Report every line from the material that contains the word "Delaware".

━━━━━ EXTRACTED RECORDS

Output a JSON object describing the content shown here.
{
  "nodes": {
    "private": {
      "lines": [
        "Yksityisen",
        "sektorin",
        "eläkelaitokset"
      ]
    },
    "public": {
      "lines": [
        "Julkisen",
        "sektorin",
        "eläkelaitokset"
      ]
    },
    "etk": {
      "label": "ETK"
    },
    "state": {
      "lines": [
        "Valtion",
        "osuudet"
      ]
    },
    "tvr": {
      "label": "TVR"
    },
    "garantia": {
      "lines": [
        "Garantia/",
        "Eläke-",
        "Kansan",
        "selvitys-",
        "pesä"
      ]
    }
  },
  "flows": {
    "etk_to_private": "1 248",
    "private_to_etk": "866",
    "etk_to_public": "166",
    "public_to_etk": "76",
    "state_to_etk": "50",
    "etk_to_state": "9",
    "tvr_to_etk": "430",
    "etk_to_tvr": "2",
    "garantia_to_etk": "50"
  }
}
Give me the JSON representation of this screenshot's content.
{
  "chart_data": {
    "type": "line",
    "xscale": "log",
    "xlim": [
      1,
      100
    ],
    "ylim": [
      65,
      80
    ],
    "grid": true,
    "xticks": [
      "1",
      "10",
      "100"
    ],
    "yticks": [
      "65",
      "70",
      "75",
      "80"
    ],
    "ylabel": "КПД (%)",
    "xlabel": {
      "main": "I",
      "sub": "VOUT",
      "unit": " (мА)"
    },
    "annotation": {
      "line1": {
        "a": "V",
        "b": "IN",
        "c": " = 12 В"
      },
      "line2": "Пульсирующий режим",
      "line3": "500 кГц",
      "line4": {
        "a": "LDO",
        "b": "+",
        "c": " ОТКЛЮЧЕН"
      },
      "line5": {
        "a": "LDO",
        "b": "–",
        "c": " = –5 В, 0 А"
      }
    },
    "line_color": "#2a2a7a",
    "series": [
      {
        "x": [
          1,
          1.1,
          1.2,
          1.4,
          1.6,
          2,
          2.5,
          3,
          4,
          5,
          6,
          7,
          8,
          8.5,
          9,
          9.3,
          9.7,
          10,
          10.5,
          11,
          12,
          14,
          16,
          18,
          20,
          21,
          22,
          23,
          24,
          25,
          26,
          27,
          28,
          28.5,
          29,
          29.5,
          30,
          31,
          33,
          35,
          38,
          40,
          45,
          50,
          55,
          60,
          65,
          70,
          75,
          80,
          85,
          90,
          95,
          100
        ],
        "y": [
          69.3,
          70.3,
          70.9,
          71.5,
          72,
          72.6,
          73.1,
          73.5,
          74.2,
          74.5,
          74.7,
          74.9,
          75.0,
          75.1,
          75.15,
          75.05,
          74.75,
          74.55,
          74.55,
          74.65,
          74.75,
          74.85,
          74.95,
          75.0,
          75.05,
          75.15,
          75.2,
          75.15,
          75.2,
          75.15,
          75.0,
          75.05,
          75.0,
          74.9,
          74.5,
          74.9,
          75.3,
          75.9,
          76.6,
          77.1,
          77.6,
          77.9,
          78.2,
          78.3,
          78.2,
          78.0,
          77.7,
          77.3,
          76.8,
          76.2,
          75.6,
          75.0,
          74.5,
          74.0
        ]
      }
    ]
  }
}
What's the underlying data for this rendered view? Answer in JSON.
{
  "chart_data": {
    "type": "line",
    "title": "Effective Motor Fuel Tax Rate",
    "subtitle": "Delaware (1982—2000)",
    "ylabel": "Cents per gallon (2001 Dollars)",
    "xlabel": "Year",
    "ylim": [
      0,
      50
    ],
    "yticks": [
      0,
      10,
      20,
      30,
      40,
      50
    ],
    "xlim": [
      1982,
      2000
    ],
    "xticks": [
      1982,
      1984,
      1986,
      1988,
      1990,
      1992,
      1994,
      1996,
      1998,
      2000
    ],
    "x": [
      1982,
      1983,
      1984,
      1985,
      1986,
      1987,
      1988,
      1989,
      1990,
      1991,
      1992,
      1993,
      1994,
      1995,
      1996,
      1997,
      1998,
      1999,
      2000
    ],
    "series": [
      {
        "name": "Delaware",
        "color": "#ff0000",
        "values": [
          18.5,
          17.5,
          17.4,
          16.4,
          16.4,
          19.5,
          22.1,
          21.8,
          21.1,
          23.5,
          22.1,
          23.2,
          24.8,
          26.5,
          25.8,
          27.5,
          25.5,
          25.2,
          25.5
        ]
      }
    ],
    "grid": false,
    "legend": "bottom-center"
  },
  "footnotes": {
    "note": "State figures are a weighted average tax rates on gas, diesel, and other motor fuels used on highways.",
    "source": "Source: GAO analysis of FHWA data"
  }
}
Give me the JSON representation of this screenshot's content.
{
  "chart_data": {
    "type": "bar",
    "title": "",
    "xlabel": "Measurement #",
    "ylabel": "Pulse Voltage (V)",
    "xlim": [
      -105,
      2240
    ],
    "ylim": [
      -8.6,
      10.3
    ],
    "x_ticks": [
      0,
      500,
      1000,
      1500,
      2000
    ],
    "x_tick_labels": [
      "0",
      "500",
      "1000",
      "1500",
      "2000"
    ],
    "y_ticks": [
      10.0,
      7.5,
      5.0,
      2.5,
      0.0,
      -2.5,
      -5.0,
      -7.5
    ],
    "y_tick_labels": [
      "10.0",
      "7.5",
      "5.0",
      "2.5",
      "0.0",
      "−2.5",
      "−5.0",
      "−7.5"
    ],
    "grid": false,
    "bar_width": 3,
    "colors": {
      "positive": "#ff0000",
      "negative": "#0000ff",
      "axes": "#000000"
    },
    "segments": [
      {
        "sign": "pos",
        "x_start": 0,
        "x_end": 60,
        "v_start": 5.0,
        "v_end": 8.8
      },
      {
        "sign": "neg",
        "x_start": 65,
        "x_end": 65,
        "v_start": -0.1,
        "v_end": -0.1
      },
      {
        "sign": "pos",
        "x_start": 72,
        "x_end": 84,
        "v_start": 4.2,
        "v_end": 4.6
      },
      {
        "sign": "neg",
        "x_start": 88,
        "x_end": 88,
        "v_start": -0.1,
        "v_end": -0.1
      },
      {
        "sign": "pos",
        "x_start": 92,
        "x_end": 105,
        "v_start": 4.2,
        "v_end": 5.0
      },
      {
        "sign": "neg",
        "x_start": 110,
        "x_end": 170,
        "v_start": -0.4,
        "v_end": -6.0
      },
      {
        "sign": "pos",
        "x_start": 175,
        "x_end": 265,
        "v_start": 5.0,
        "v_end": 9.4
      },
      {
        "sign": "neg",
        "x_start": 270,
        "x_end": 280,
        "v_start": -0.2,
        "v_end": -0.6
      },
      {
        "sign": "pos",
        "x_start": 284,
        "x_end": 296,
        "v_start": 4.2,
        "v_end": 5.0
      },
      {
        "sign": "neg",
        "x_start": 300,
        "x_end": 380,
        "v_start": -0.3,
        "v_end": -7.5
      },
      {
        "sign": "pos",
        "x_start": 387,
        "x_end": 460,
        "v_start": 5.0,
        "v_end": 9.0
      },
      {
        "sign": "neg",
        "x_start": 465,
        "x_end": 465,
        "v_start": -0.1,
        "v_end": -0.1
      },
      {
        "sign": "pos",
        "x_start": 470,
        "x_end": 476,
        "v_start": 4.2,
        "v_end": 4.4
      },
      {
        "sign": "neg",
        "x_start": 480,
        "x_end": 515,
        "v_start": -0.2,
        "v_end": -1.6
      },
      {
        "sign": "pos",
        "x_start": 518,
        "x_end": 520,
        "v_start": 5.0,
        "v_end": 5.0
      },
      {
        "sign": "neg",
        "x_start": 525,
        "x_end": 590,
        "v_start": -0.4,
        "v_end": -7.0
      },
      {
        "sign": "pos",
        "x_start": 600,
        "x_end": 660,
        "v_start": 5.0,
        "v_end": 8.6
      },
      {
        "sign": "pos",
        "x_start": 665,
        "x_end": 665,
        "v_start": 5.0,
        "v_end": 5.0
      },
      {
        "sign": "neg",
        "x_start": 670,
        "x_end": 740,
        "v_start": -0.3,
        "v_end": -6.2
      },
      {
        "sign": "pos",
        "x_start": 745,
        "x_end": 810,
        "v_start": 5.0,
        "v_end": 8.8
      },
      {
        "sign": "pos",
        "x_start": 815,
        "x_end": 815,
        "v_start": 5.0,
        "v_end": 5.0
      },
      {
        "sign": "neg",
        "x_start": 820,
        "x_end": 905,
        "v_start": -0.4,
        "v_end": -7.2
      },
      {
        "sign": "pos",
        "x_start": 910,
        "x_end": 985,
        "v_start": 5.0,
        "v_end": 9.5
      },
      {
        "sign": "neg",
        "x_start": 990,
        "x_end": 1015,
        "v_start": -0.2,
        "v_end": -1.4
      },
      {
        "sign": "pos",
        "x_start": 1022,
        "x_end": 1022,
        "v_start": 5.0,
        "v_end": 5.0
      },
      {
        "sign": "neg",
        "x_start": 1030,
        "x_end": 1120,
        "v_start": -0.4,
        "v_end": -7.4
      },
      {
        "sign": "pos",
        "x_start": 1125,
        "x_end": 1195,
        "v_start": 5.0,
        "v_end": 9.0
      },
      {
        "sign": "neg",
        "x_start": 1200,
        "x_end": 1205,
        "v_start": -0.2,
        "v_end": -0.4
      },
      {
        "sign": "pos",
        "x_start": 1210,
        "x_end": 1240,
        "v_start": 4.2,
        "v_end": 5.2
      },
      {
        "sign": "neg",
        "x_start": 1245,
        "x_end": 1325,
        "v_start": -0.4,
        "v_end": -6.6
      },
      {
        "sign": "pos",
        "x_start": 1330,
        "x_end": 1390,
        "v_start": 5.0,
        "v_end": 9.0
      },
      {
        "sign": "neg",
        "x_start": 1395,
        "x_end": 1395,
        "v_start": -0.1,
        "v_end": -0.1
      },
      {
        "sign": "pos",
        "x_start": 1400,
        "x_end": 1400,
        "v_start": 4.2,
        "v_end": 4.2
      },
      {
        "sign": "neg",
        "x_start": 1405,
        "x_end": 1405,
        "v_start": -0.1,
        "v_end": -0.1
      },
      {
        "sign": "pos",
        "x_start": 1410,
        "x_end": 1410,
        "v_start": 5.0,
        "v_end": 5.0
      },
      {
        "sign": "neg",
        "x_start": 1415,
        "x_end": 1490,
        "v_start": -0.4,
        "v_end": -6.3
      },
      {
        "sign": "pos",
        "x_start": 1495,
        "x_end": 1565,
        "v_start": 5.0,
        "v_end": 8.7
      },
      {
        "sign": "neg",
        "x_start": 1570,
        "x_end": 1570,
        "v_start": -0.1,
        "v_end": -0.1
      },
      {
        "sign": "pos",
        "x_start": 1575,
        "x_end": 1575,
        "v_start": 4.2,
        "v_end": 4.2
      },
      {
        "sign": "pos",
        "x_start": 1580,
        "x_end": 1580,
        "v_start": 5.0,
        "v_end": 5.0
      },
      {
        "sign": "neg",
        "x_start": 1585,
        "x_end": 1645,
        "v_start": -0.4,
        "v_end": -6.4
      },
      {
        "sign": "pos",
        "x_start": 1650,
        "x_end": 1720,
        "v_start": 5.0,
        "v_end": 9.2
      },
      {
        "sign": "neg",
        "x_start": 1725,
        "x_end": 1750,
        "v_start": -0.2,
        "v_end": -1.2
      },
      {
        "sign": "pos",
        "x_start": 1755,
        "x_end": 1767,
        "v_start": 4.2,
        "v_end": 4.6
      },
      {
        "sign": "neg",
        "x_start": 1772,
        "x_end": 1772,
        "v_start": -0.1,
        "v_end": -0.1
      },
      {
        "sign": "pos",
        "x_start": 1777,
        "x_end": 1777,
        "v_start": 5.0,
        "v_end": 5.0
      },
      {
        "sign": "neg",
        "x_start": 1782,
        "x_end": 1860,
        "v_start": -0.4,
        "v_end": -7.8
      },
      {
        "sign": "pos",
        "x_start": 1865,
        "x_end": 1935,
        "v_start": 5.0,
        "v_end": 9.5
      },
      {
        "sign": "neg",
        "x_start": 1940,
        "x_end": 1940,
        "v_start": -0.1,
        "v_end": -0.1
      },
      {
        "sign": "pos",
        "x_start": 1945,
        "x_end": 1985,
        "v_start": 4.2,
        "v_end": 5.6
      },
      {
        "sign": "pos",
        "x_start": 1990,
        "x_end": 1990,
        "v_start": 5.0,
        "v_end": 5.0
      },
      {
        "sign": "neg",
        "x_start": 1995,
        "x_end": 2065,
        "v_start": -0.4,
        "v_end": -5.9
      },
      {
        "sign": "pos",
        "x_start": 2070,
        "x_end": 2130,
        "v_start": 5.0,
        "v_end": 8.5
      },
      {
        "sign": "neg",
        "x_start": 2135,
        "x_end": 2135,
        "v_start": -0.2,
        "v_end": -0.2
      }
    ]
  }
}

━━━━━━━━━━

EXERCISE OUTPUT |
    "subtitle": "Delaware (1982—2000)",
        "name": "Delaware",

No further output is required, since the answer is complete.